§ **YOUR INSTRUCTIONS**
Reproduce the full text of "Peace Costs Something" word for word, keeping every line break and punctuation mark unchanged.

*** TEXT PASSAGE Section Begins ***

Peace Costs Something

What sacrifices have you made in life?

People will usually talk about sacrifice like it has to be something heroic.

Like standing on a battlefield.
Giving up on your dreams.
Working yourself to the bone so your children can eat. (Thanks mum)

And yes… sometimes sacrifice looks like that.

But sometimes?

Sometimes sacrifice is quieter.

Sometimes it’s choosing peace over blood.


One of the hardest sacrifices I ever made was walking away from my biological father.

Not because I wanted to.
Not because it didn’t hurt.
But because eventually I realised that loving someone doesn’t magically make them want to love or acknowledge you, or make them safe to keep in your life.

Especially when alcohol turns them into someone cruel.

There’s a strange sort of grief that comes with cutting ties with a parent. People don’t really talk about it enough. Society teaches us that family is forever. That blood is sacred. That we should forgive endlessly because “they’re still your dad” or “they’re still your family.”

But abuse (and neglect) doesn’t stop being abuse just because it shares your surname.

And alcoholism leaves wreckage far beyond the bottle itself.

It spills into words.
Into tempers.
Into fear.
Into childhood memories that sit in your chest for years like broken glass.

For a long time, I kept trying.

Trying to fix something I didn’t break.

Trying to earn kindness from someone who only seemed capable of giving pain.

You tell yourself:
Maybe this time will be different.
Maybe they’ve changed.
Maybe if I just say the right thing…

When you said to my half sister she was an only child, or told a solicitor I was a confidence trickster, trying to get money, after grandad passed away.

That’s when eventually reality taps you on the shoulder hard enough that you can’t ignore it anymore.

Some people do not heal while you stand beside them.

Some people drag you under with them.

And there comes a moment where survival itself becomes an act of courage.

So I walked away.

Not out of hatred.

Oddly enough, that would’ve been easier.

I walked away because I was so tired.

Tired of the chaos.
Tired of the endless years of disappointment.

*** TEXT PASSAGE Section Ends ***
*** GIVEN INFORMATION Section Begins ***

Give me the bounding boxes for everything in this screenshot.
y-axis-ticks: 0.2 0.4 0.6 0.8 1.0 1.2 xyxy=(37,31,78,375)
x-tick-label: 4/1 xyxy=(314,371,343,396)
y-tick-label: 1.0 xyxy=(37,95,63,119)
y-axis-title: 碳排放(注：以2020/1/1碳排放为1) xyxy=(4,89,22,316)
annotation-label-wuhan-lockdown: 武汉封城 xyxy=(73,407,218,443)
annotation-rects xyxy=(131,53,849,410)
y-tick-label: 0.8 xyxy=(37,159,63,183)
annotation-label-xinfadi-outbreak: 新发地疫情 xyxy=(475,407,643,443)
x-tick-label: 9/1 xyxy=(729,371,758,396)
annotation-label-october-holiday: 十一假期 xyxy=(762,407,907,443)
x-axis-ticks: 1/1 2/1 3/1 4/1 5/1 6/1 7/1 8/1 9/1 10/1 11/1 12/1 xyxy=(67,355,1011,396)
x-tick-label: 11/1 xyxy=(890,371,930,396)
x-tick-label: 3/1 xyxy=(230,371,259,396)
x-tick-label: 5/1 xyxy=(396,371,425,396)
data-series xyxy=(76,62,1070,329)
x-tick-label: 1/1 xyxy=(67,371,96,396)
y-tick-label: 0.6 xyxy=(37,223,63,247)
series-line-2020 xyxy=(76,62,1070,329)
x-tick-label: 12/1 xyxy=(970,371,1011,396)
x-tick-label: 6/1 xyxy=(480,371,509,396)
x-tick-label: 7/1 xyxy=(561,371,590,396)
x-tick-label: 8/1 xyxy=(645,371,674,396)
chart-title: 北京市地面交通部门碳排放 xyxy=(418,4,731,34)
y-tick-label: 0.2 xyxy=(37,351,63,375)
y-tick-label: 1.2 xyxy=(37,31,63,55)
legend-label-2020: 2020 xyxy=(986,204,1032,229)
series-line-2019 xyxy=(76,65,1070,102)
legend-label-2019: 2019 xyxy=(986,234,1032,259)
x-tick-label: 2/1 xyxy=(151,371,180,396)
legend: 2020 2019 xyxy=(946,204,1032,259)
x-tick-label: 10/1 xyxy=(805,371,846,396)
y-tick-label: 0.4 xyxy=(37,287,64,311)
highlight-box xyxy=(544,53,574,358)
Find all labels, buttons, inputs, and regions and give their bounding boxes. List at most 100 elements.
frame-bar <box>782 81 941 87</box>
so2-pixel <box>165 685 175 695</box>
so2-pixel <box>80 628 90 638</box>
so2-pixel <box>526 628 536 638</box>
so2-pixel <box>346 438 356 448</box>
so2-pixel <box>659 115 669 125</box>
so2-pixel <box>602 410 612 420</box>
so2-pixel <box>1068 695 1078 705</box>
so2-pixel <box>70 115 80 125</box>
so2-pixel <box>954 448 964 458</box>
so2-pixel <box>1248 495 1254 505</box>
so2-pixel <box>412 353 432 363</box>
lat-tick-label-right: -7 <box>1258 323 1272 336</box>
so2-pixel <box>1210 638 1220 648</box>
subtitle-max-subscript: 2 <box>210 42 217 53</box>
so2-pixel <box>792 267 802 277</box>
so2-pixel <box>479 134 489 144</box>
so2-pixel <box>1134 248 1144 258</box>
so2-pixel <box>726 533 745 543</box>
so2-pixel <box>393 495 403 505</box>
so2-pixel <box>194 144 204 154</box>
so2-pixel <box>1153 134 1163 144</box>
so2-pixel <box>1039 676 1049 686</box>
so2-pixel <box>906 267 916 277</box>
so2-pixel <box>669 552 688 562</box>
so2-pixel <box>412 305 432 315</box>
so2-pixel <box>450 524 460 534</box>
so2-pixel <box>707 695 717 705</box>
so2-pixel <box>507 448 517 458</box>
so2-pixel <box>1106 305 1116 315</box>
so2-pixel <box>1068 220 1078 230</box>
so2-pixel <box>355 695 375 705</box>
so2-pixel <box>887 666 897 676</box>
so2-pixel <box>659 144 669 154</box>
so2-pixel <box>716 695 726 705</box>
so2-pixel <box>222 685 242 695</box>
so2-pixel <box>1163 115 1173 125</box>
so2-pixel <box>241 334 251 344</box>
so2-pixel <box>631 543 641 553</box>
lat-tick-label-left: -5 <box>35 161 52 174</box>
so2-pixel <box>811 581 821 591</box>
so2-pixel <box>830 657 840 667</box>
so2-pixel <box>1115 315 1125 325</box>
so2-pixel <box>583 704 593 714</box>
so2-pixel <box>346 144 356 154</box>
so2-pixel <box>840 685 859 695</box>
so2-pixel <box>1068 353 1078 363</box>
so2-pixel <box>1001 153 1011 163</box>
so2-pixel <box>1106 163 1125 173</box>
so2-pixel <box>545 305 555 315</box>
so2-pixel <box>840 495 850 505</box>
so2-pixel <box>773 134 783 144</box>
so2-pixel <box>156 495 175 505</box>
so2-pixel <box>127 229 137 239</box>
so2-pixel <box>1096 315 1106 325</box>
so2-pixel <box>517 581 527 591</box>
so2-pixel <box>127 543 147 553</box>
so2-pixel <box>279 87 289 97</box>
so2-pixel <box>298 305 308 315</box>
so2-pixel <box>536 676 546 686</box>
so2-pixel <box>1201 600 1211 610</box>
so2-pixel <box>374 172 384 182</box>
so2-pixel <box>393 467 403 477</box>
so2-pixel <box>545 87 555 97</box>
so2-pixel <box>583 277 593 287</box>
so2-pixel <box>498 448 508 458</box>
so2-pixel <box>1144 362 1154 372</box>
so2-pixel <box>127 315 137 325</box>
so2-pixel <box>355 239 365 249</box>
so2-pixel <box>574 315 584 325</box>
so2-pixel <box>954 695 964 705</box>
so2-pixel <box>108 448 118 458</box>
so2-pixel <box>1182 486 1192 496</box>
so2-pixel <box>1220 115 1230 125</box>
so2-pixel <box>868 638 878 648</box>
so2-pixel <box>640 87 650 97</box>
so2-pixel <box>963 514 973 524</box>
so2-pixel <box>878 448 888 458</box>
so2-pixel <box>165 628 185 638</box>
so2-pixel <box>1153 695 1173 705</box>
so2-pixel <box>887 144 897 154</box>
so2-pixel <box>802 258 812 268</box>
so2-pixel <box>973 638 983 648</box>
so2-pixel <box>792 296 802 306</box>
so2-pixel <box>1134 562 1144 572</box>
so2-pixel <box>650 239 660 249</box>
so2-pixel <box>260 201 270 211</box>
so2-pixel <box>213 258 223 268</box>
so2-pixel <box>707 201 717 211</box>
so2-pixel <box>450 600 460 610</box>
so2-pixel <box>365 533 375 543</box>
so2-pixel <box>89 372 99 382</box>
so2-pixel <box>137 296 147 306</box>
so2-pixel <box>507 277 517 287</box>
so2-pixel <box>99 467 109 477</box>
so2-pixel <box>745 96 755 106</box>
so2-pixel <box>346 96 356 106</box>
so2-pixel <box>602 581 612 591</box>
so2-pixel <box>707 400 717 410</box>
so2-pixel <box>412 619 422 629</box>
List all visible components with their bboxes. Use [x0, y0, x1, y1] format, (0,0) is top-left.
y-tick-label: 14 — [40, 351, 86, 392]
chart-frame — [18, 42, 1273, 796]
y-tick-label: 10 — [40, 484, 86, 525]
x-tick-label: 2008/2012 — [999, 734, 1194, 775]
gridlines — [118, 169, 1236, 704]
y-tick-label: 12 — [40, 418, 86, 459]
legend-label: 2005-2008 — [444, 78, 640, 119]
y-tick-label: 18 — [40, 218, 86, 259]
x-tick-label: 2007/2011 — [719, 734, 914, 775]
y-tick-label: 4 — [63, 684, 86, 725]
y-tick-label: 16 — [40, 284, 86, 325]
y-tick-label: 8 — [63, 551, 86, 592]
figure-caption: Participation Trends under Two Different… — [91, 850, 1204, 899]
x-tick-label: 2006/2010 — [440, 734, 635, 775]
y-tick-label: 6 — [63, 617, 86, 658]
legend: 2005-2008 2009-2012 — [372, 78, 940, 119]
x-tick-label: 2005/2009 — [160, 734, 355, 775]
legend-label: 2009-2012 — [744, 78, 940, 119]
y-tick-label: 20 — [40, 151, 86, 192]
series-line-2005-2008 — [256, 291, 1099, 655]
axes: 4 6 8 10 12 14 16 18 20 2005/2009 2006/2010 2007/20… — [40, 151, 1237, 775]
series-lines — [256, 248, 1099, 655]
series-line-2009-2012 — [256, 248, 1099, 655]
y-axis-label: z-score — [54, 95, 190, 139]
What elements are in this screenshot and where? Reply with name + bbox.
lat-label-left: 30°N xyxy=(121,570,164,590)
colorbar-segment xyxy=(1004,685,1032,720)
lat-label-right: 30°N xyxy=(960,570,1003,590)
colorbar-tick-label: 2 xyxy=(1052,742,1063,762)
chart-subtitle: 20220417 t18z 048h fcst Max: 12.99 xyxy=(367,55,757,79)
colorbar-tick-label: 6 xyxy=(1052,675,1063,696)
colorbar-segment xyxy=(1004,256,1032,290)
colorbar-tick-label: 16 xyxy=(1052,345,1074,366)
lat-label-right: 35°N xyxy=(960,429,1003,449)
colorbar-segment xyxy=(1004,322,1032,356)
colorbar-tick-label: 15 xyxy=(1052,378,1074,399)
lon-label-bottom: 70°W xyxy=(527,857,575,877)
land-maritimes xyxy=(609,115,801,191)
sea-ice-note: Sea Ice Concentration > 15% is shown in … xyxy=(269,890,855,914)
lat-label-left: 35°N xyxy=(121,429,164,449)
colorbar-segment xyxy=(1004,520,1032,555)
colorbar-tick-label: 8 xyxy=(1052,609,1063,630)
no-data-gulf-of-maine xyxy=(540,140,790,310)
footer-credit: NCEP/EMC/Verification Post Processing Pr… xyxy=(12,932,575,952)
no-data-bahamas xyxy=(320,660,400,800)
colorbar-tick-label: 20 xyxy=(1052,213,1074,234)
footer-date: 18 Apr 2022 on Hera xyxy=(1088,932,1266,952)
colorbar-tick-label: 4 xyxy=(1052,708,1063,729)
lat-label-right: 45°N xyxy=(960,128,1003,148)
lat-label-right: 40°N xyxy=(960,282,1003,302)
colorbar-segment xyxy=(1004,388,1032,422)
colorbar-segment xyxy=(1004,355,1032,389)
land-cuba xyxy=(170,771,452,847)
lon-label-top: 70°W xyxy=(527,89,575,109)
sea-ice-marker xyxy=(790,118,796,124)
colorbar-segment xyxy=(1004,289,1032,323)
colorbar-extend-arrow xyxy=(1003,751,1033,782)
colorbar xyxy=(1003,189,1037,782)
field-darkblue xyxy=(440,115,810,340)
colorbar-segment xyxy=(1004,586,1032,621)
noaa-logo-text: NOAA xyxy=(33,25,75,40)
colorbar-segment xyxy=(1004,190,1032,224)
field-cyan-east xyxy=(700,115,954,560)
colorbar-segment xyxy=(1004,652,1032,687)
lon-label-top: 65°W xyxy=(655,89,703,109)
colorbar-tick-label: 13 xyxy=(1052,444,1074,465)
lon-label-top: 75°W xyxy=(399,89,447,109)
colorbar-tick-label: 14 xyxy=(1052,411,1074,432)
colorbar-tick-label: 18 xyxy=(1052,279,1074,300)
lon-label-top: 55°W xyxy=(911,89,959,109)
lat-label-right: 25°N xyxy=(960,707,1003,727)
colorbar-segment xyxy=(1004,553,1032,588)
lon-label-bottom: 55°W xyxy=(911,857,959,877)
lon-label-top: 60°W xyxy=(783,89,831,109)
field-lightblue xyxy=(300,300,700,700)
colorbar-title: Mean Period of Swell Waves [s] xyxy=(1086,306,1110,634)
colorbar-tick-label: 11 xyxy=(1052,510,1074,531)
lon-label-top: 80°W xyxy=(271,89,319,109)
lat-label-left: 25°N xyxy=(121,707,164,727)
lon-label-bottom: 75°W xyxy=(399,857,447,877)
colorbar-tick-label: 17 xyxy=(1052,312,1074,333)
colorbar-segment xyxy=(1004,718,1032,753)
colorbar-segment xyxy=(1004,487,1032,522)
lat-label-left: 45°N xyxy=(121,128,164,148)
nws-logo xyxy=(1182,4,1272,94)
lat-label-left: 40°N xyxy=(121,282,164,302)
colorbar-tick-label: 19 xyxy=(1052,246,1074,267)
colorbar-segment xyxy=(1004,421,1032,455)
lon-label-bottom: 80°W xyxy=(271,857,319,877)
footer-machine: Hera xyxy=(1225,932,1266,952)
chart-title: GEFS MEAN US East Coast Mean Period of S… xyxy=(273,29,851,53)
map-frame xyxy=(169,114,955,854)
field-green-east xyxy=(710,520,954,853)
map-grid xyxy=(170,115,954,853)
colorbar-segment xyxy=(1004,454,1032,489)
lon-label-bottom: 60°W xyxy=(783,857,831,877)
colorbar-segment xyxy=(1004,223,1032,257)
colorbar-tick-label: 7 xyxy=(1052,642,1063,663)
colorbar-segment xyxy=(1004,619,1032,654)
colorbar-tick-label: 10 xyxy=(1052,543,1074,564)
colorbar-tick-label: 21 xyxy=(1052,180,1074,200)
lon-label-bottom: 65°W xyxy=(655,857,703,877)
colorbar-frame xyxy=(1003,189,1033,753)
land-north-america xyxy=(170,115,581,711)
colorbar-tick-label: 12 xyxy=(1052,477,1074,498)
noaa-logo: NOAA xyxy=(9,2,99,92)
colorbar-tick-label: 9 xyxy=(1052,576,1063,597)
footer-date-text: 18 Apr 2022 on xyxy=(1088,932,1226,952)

*** GIVEN INFORMATION Section Ends ***

§ **SOLUTION**
Peace Costs Something

What sacrifices have you made in life?

People will usually talk about sacrifice like it has to be something heroic.

Like standing on a battlefield.
Giving up on your dreams.
Working yourself to the bone so your children can eat. (Thanks mum)

And yes… sometimes sacrifice looks like that.

But sometimes?

Sometimes sacrifice is quieter.

Sometimes it’s choosing peace over blood.


One of the hardest sacrifices I ever made was walking away from my biological father.

Not because I wanted to.
Not because it didn’t hurt.
But because eventually I realised that loving someone doesn’t magically make them want to love or acknowledge you, or make them safe to keep in your life.

Especially when alcohol turns them into someone cruel.

There’s a strange sort of grief that comes with cutting ties with a parent. People don’t really talk about it enough. Society teaches us that family is forever. That blood is sacred. That we should forgive endlessly because “they’re still your dad” or “they’re still your family.”

But abuse (and neglect) doesn’t stop being abuse just because it shares your surname.

And alcoholism leaves wreckage far beyond the bottle itself.

It spills into words.
Into tempers.
Into fear.
Into childhood memories that sit in your chest for years like broken glass.

For a long time, I kept trying.

Trying to fix something I didn’t break.

Trying to earn kindness from someone who only seemed capable of giving pain.

You tell yourself:
Maybe this time will be different.
Maybe they’ve changed.
Maybe if I just say the right thing…

When you said to my half sister she was an only child, or told a solicitor I was a confidence trickster, trying to get money, after grandad passed away.

That’s when eventually reality taps you on the shoulder hard enough that you can’t ignore it anymore.

Some people do not heal while you stand beside them.

Some people drag you under with them.

And there comes a moment where survival itself becomes an act of courage.

So I walked away.

Not out of hatred.

Oddly enough, that would’ve been easier.

I walked away because I was so tired.

Tired of the chaos.
Tired of the endless years of disappointment.